-------- DATA SHOWN
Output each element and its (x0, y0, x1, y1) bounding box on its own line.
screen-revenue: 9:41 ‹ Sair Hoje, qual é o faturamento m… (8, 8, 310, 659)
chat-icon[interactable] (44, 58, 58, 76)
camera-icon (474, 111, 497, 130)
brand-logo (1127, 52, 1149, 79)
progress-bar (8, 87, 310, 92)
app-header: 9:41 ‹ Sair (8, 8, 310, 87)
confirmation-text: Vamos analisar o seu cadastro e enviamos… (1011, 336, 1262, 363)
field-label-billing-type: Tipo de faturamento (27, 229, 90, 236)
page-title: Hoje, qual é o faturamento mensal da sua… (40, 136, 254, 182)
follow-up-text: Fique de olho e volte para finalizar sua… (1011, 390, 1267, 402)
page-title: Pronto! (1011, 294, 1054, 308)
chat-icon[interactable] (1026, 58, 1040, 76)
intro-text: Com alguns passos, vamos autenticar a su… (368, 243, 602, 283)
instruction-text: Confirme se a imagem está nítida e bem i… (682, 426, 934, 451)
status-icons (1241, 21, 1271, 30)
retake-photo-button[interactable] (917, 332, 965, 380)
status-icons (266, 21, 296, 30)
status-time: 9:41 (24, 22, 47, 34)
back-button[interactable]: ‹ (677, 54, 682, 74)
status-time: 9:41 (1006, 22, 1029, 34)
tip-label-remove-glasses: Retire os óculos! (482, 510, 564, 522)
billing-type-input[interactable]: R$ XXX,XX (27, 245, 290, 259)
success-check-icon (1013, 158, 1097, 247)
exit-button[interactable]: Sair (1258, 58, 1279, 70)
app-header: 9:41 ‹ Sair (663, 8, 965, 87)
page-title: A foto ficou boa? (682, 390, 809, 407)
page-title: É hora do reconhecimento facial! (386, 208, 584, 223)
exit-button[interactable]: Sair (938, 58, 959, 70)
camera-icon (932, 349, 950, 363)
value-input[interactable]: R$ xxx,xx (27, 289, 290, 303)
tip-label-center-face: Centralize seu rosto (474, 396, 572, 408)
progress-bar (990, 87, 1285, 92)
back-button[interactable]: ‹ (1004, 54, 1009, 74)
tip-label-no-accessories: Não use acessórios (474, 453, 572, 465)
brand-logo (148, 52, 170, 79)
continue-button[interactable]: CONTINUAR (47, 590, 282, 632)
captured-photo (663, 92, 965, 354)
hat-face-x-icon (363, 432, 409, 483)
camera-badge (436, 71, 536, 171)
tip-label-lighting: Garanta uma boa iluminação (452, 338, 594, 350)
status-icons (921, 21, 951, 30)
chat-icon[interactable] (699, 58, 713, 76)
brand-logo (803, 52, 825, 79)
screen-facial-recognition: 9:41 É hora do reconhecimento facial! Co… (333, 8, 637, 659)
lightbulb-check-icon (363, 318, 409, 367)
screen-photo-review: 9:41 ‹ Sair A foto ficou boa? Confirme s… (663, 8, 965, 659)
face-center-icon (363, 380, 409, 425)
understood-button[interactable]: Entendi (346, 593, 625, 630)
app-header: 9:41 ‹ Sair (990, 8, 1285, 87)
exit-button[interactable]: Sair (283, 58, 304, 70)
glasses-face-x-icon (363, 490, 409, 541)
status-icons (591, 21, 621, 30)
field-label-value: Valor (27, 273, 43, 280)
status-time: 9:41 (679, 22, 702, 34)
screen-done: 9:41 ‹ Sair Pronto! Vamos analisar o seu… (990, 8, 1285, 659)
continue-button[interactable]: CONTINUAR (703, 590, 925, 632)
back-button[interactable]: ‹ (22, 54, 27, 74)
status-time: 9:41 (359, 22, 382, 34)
----------------
_INSTRUCTIONS FOR THE TASK_
Write out every row above word for word, one row per line.

_TASK OUTPUT_
Output each element and its (x0, y0, x1, y1) bounding box on its own line.
screen-revenue: 9:41 ‹ Sair Hoje, qual é o faturamento m… (8, 8, 310, 659)
chat-icon[interactable] (44, 58, 58, 76)
camera-icon (474, 111, 497, 130)
brand-logo (1127, 52, 1149, 79)
progress-bar (8, 87, 310, 92)
app-header: 9:41 ‹ Sair (8, 8, 310, 87)
confirmation-text: Vamos analisar o seu cadastro e enviamos… (1011, 336, 1262, 363)
field-label-billing-type: Tipo de faturamento (27, 229, 90, 236)
page-title: Hoje, qual é o faturamento mensal da sua… (40, 136, 254, 182)
follow-up-text: Fique de olho e volte para finalizar sua… (1011, 390, 1267, 402)
page-title: Pronto! (1011, 294, 1054, 308)
chat-icon[interactable] (1026, 58, 1040, 76)
intro-text: Com alguns passos, vamos autenticar a su… (368, 243, 602, 283)
instruction-text: Confirme se a imagem está nítida e bem i… (682, 426, 934, 451)
status-icons (1241, 21, 1271, 30)
retake-photo-button[interactable] (917, 332, 965, 380)
status-icons (266, 21, 296, 30)
status-time: 9:41 (24, 22, 47, 34)
back-button[interactable]: ‹ (677, 54, 682, 74)
status-time: 9:41 (1006, 22, 1029, 34)
tip-label-remove-glasses: Retire os óculos! (482, 510, 564, 522)
billing-type-input[interactable]: R$ XXX,XX (27, 245, 290, 259)
success-check-icon (1013, 158, 1097, 247)
exit-button[interactable]: Sair (1258, 58, 1279, 70)
app-header: 9:41 ‹ Sair (663, 8, 965, 87)
page-title: A foto ficou boa? (682, 390, 809, 407)
page-title: É hora do reconhecimento facial! (386, 208, 584, 223)
exit-button[interactable]: Sair (938, 58, 959, 70)
camera-icon (932, 349, 950, 363)
value-input[interactable]: R$ xxx,xx (27, 289, 290, 303)
tip-label-center-face: Centralize seu rosto (474, 396, 572, 408)
progress-bar (990, 87, 1285, 92)
back-button[interactable]: ‹ (1004, 54, 1009, 74)
tip-label-no-accessories: Não use acessórios (474, 453, 572, 465)
brand-logo (148, 52, 170, 79)
continue-button[interactable]: CONTINUAR (47, 590, 282, 632)
captured-photo (663, 92, 965, 354)
hat-face-x-icon (363, 432, 409, 483)
camera-badge (436, 71, 536, 171)
tip-label-lighting: Garanta uma boa iluminação (452, 338, 594, 350)
status-icons (921, 21, 951, 30)
chat-icon[interactable] (699, 58, 713, 76)
brand-logo (803, 52, 825, 79)
screen-facial-recognition: 9:41 É hora do reconhecimento facial! Co… (333, 8, 637, 659)
lightbulb-check-icon (363, 318, 409, 367)
screen-photo-review: 9:41 ‹ Sair A foto ficou boa? Confirme s… (663, 8, 965, 659)
face-center-icon (363, 380, 409, 425)
understood-button[interactable]: Entendi (346, 593, 625, 630)
app-header: 9:41 ‹ Sair (990, 8, 1285, 87)
exit-button[interactable]: Sair (283, 58, 304, 70)
glasses-face-x-icon (363, 490, 409, 541)
status-icons (591, 21, 621, 30)
field-label-value: Valor (27, 273, 43, 280)
status-time: 9:41 (679, 22, 702, 34)
screen-done: 9:41 ‹ Sair Pronto! Vamos analisar o seu… (990, 8, 1285, 659)
continue-button[interactable]: CONTINUAR (703, 590, 925, 632)
back-button[interactable]: ‹ (22, 54, 27, 74)
status-time: 9:41 (359, 22, 382, 34)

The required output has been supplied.